PROBLEM STATEMENT: Make an exact copy of each entry, leaving out every picture.

* start THE INPUT *

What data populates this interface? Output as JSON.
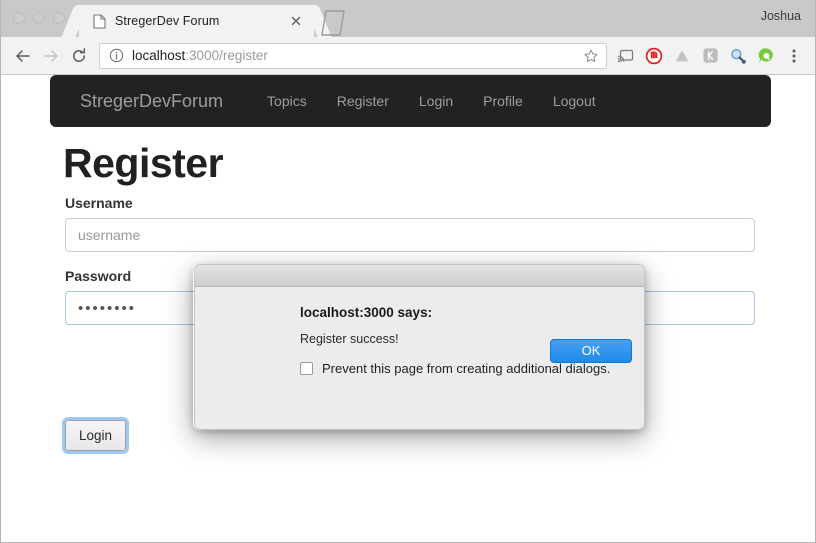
{
  "browser": {
    "profile_name": "Joshua",
    "tab": {
      "title": "StregerDev Forum",
      "page_icon": "page-icon",
      "close_icon": "close-icon"
    },
    "new_tab_icon": "new-tab-icon",
    "toolbar": {
      "back_icon": "back-arrow-icon",
      "forward_icon": "forward-arrow-icon",
      "reload_icon": "reload-icon",
      "info_icon": "info-circle-icon",
      "url_host": "localhost",
      "url_path": ":3000/register",
      "bookmark_icon": "star-icon",
      "menu_icon": "three-dot-menu-icon",
      "extensions": [
        {
          "name": "cast-icon",
          "color": "#7a7a7a"
        },
        {
          "name": "block-stop-icon",
          "color": "#e02020"
        },
        {
          "name": "google-drive-icon",
          "color": "#b7b7b7"
        },
        {
          "name": "keybase-icon",
          "color": "#9b9b9b"
        },
        {
          "name": "magnifier-icon",
          "color": "#6c9fd1"
        },
        {
          "name": "quora-icon",
          "color": "#7ac943"
        }
      ]
    }
  },
  "page": {
    "navbar": {
      "brand": "StregerDevForum",
      "background": "#222222",
      "link_color": "#9d9d9d",
      "links": [
        {
          "label": "Topics"
        },
        {
          "label": "Register"
        },
        {
          "label": "Login"
        },
        {
          "label": "Profile"
        },
        {
          "label": "Logout"
        }
      ]
    },
    "heading": "Register",
    "form": {
      "username_label": "Username",
      "username_placeholder": "username",
      "username_value": "",
      "password_label": "Password",
      "password_value": "••••••••",
      "submit_label": "Login",
      "focus_color": "#9ec9f5"
    }
  },
  "dialog": {
    "heading": "localhost:3000 says:",
    "message": "Register success!",
    "checkbox_label": "Prevent this page from creating additional dialogs.",
    "checkbox_checked": false,
    "ok_label": "OK",
    "ok_color": "#1d8ceb"
  }
}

* end THE INPUT *

ANSWER FOR THIS EXERCISE:
What data populates this interface? Output as JSON.
{
  "browser": {
    "profile_name": "Joshua",
    "tab": {
      "title": "StregerDev Forum",
      "page_icon": "page-icon",
      "close_icon": "close-icon"
    },
    "new_tab_icon": "new-tab-icon",
    "toolbar": {
      "back_icon": "back-arrow-icon",
      "forward_icon": "forward-arrow-icon",
      "reload_icon": "reload-icon",
      "info_icon": "info-circle-icon",
      "url_host": "localhost",
      "url_path": ":3000/register",
      "bookmark_icon": "star-icon",
      "menu_icon": "three-dot-menu-icon",
      "extensions": [
        {
          "name": "cast-icon",
          "color": "#7a7a7a"
        },
        {
          "name": "block-stop-icon",
          "color": "#e02020"
        },
        {
          "name": "google-drive-icon",
          "color": "#b7b7b7"
        },
        {
          "name": "keybase-icon",
          "color": "#9b9b9b"
        },
        {
          "name": "magnifier-icon",
          "color": "#6c9fd1"
        },
        {
          "name": "quora-icon",
          "color": "#7ac943"
        }
      ]
    }
  },
  "page": {
    "navbar": {
      "brand": "StregerDevForum",
      "background": "#222222",
      "link_color": "#9d9d9d",
      "links": [
        {
          "label": "Topics"
        },
        {
          "label": "Register"
        },
        {
          "label": "Login"
        },
        {
          "label": "Profile"
        },
        {
          "label": "Logout"
        }
      ]
    },
    "heading": "Register",
    "form": {
      "username_label": "Username",
      "username_placeholder": "username",
      "username_value": "",
      "password_label": "Password",
      "password_value": "••••••••",
      "submit_label": "Login",
      "focus_color": "#9ec9f5"
    }
  },
  "dialog": {
    "heading": "localhost:3000 says:",
    "message": "Register success!",
    "checkbox_label": "Prevent this page from creating additional dialogs.",
    "checkbox_checked": false,
    "ok_label": "OK",
    "ok_color": "#1d8ceb"
  }
}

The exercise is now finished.